▸ **Task details**: Print out each record below, unaltered and complete, without its images.

▸ **Record list**:
────────────────────────────────────────

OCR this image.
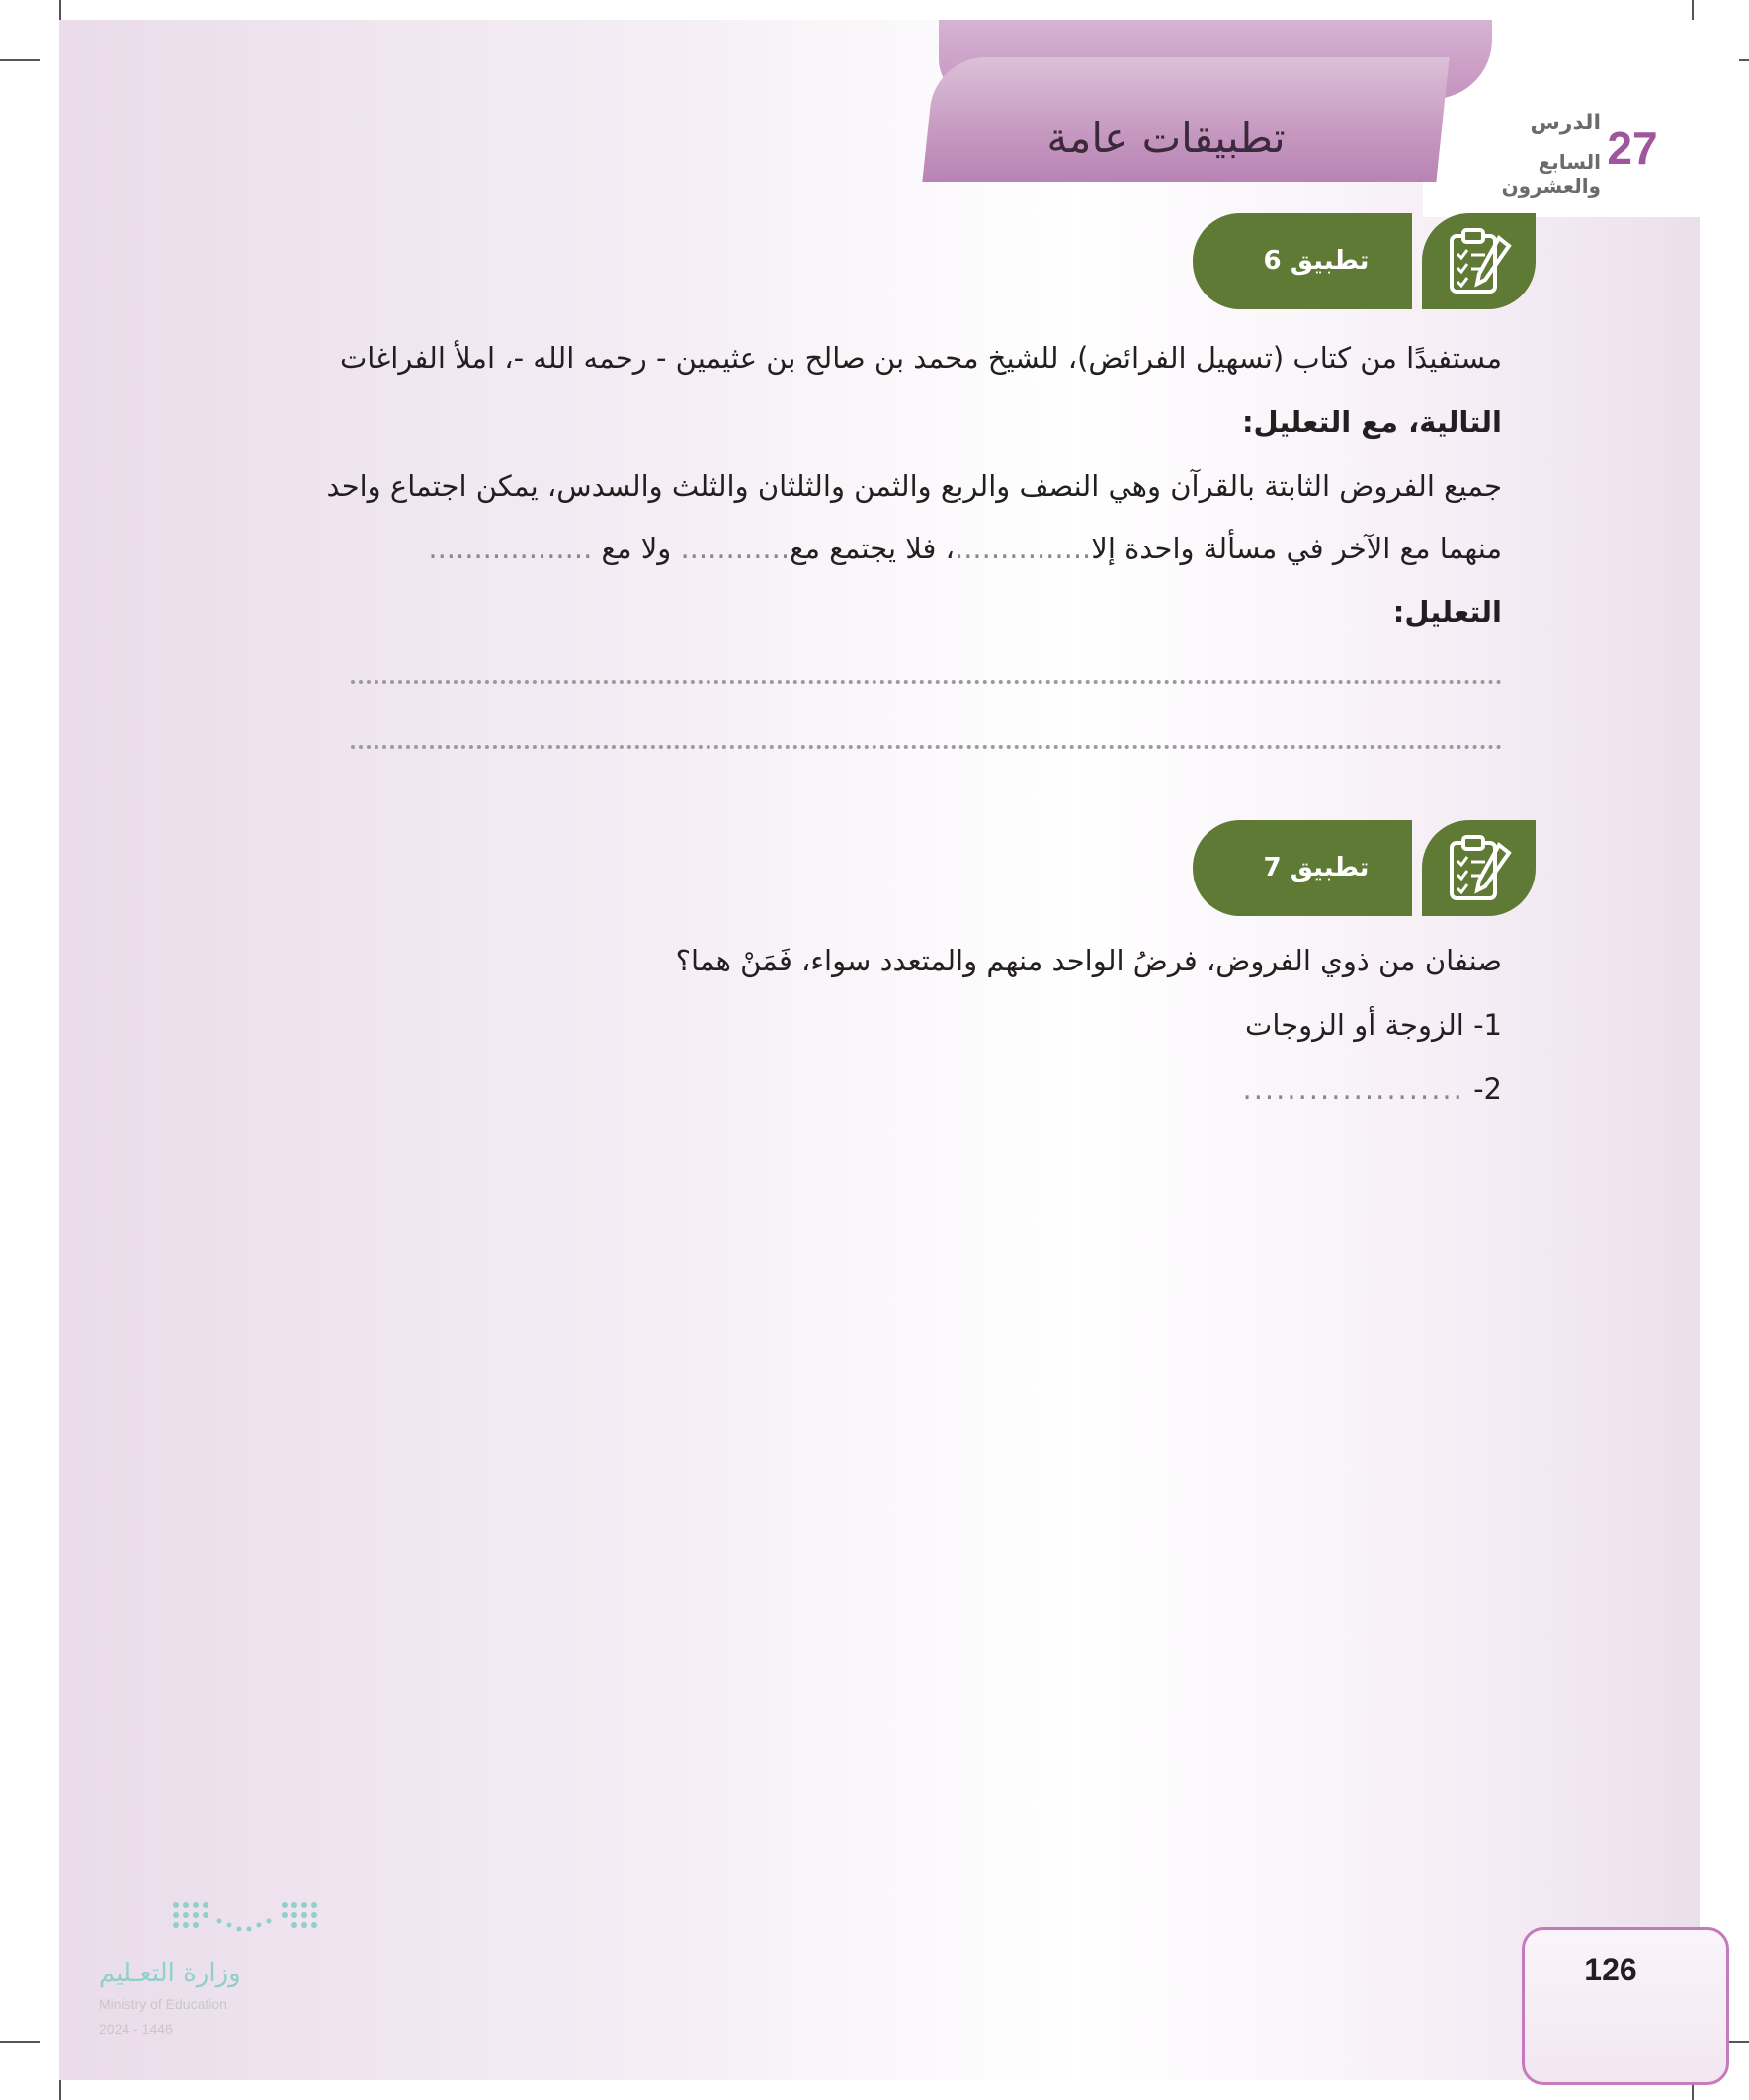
تطبيقات عامة	27
الدرس
السابع والعشرون
تطبيق 6
مستفيدًا من كتاب (تسهيل الفرائض)، للشيخ محمد بن صالح بن عثيمين - رحمه الله -، املأ الفراغات
التالية، مع التعليل:
جميع الفروض الثابتة بالقرآن وهي النصف والربع والثمن والثلثان والثلث والسدس، يمكن اجتماع واحد
منهما مع الآخر في مسألة واحدة إلا...............، فلا يجتمع مع............ ولا مع ..................
التعليل:
تطبيق 7
صنفان من ذوي الفروض، فرضُ الواحد منهم والمتعدد سواء، فَمَنْ هما؟
1- الزوجة أو الزوجات
2- ....................
وزارة التعـليم
Ministry of Education
2024 - 1446
126
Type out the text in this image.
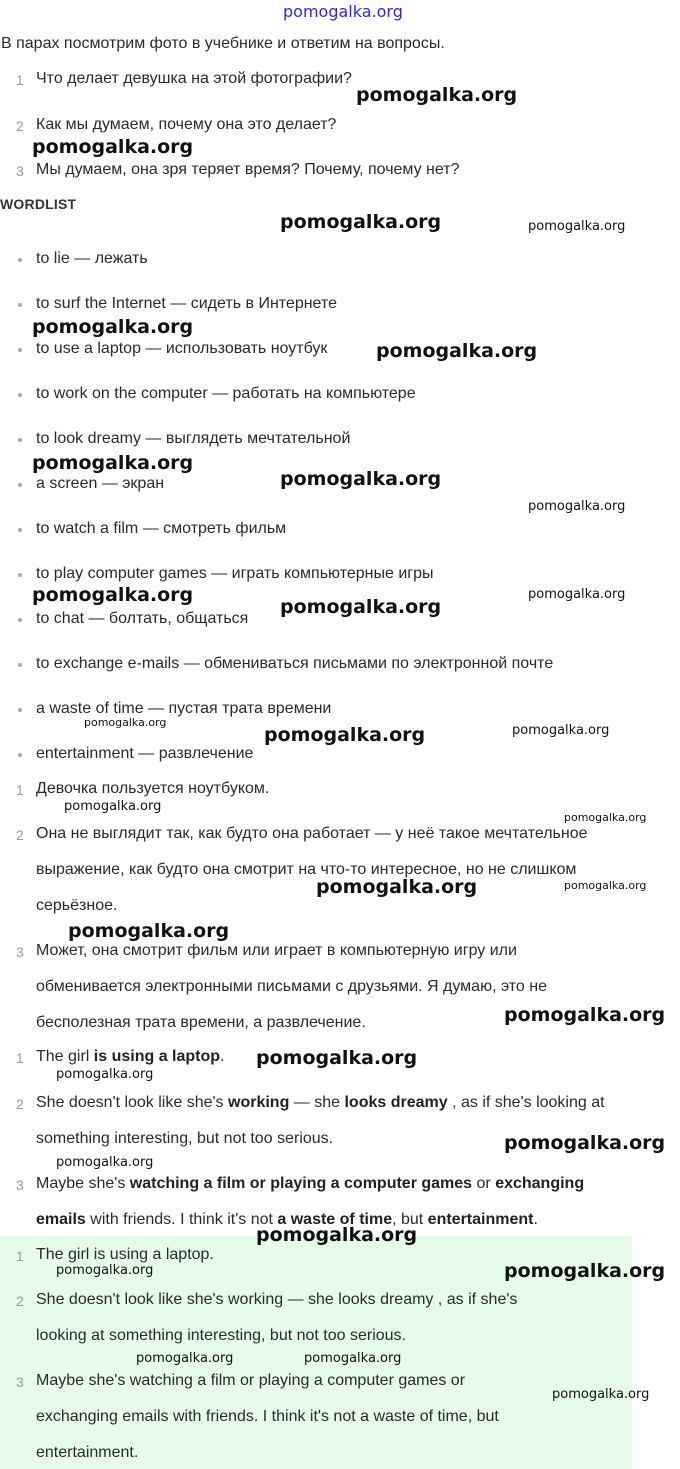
pomogalka.org
В парах посмотрим фото в учебнике и ответим на вопросы.
1 Что делает девушка на этой фотографии?
2 Как мы думаем, почему она это делает?
3 Мы думаем, она зря теряет время? Почему, почему нет?
WORDLIST
to lie — лежать
to surf the Internet — сидеть в Интернете
to use a laptop — использовать ноутбук
to work on the computer — работать на компьютере
to look dreamy — выглядеть мечтательной
a screen — экран
to watch a film — смотреть фильм
to play computer games — играть компьютерные игры
to chat — болтать, общаться
to exchange e-mails — обмениваться письмами по электронной почте
a waste of time — пустая трата времени
entertainment — развлечение
1 Девочка пользуется ноутбуком.
2 Она не выглядит так, как будто она работает — у неё такое мечтательное
выражение, как будто она смотрит на что-то интересное, но не слишком
серьёзное.
3 Может, она смотрит фильм или играет в компьютерную игру или
обменивается электронными письмами с друзьями. Я думаю, это не
бесполезная трата времени, а развлечение.
1 The girl is using a laptop.
2 She doesn't look like she's working — she looks dreamy , as if she's looking at
something interesting, but not too serious.
3 Maybe she's watching a film or playing a computer games or exchanging
emails with friends. I think it's not a waste of time, but entertainment.
1 The girl is using a laptop.
2 She doesn't look like she's working — she looks dreamy , as if she's
looking at something interesting, but not too serious.
3 Maybe she's watching a film or playing a computer games or
exchanging emails with friends. I think it's not a waste of time, but
entertainment.
pomogalka.org
pomogalka.org
pomogalka.org	pomogalka.org
pomogalka.org
pomogalka.org
pomogalka.org
pomogalka.org
pomogalka.org
pomogalka.org	pomogalka.org
pomogalka.org
pomogalka.org
pomogalka.org	pomogalka.org
pomogalka.org
pomogalka.org
pomogalka.org	pomogalka.org
pomogalka.org
pomogalka.org
pomogalka.org
pomogalka.org
pomogalka.org
pomogalka.org
pomogalka.org
pomogalka.org	pomogalka.org
pomogalka.org	pomogalka.org
pomogalka.org
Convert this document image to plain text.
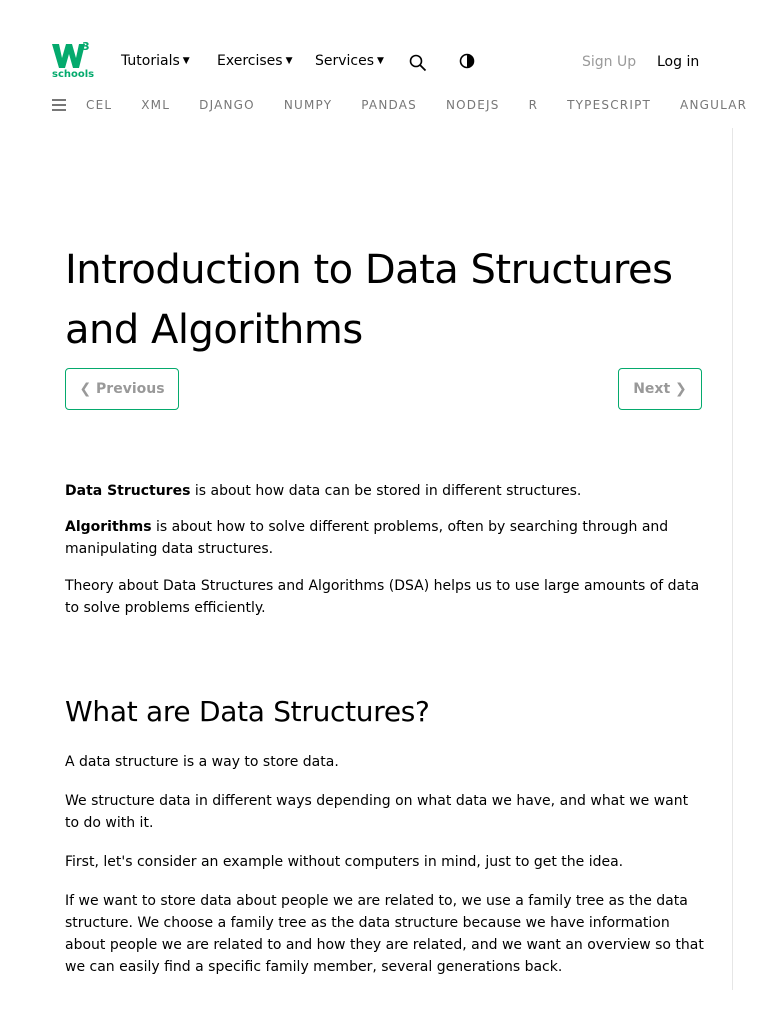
3
schools
Tutorials ▼ Exercises ▼ Services ▼	Sign Up Log in
CEL XML DJANGO NUMPY PANDAS NODEJS R TYPESCRIPT ANGULAR
Introduction to Data Structures and Algorithms
❮ Previous	Next ❯

Data Structures is about how data can be stored in different structures.

Algorithms is about how to solve different problems, often by searching through and manipulating data structures.

Theory about Data Structures and Algorithms (DSA) helps us to use large amounts of data to solve problems efficiently.

What are Data Structures?

A data structure is a way to store data.

We structure data in different ways depending on what data we have, and what we want to do with it.

First, let's consider an example without computers in mind, just to get the idea.

If we want to store data about people we are related to, we use a family tree as the data structure. We choose a family tree as the data structure because we have information about people we are related to and how they are related, and we want an overview so that we can easily find a specific family member, several generations back.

────────────────────────────────────────

▸ **Written solution**:
OCR this image.
تطبيقات عامة	27
الدرس
السابع والعشرون
تطبيق 6
مستفيدًا من كتاب (تسهيل الفرائض)، للشيخ محمد بن صالح بن عثيمين - رحمه الله -، املأ الفراغات
التالية، مع التعليل:
جميع الفروض الثابتة بالقرآن وهي النصف والربع والثمن والثلثان والثلث والسدس، يمكن اجتماع واحد
منهما مع الآخر في مسألة واحدة إلا...............، فلا يجتمع مع............ ولا مع ..................
التعليل:
تطبيق 7
صنفان من ذوي الفروض، فرضُ الواحد منهم والمتعدد سواء، فَمَنْ هما؟
1- الزوجة أو الزوجات
2- ....................
وزارة التعـليم
Ministry of Education
2024 - 1446
126
Type out the text in this image.
pomogalka.org
В парах посмотрим фото в учебнике и ответим на вопросы.
1 Что делает девушка на этой фотографии?
2 Как мы думаем, почему она это делает?
3 Мы думаем, она зря теряет время? Почему, почему нет?
WORDLIST
to lie — лежать
to surf the Internet — сидеть в Интернете
to use a laptop — использовать ноутбук
to work on the computer — работать на компьютере
to look dreamy — выглядеть мечтательной
a screen — экран
to watch a film — смотреть фильм
to play computer games — играть компьютерные игры
to chat — болтать, общаться
to exchange e-mails — обмениваться письмами по электронной почте
a waste of time — пустая трата времени
entertainment — развлечение
1 Девочка пользуется ноутбуком.
2 Она не выглядит так, как будто она работает — у неё такое мечтательное
выражение, как будто она смотрит на что-то интересное, но не слишком
серьёзное.
3 Может, она смотрит фильм или играет в компьютерную игру или
обменивается электронными письмами с друзьями. Я думаю, это не
бесполезная трата времени, а развлечение.
1 The girl is using a laptop.
2 She doesn't look like she's working — she looks dreamy , as if she's looking at
something interesting, but not too serious.
3 Maybe she's watching a film or playing a computer games or exchanging
emails with friends. I think it's not a waste of time, but entertainment.
1 The girl is using a laptop.
2 She doesn't look like she's working — she looks dreamy , as if she's
looking at something interesting, but not too serious.
3 Maybe she's watching a film or playing a computer games or
exchanging emails with friends. I think it's not a waste of time, but
entertainment.
pomogalka.org
pomogalka.org
pomogalka.org	pomogalka.org
pomogalka.org
pomogalka.org
pomogalka.org
pomogalka.org
pomogalka.org
pomogalka.org	pomogalka.org
pomogalka.org
pomogalka.org
pomogalka.org	pomogalka.org
pomogalka.org
pomogalka.org
pomogalka.org	pomogalka.org
pomogalka.org
pomogalka.org
pomogalka.org
pomogalka.org
pomogalka.org
pomogalka.org
pomogalka.org
pomogalka.org	pomogalka.org
pomogalka.org	pomogalka.org
pomogalka.org
Convert this document image to plain text.
3
schools
Tutorials ▼ Exercises ▼ Services ▼	Sign Up Log in
CEL XML DJANGO NUMPY PANDAS NODEJS R TYPESCRIPT ANGULAR
Introduction to Data Structures and Algorithms
❮ Previous	Next ❯

Data Structures is about how data can be stored in different structures.

Algorithms is about how to solve different problems, often by searching through and manipulating data structures.

Theory about Data Structures and Algorithms (DSA) helps us to use large amounts of data to solve problems efficiently.

What are Data Structures?

A data structure is a way to store data.

We structure data in different ways depending on what data we have, and what we want to do with it.

First, let's consider an example without computers in mind, just to get the idea.

If we want to store data about people we are related to, we use a family tree as the data structure. We choose a family tree as the data structure because we have information about people we are related to and how they are related, and we want an overview so that we can easily find a specific family member, several generations back.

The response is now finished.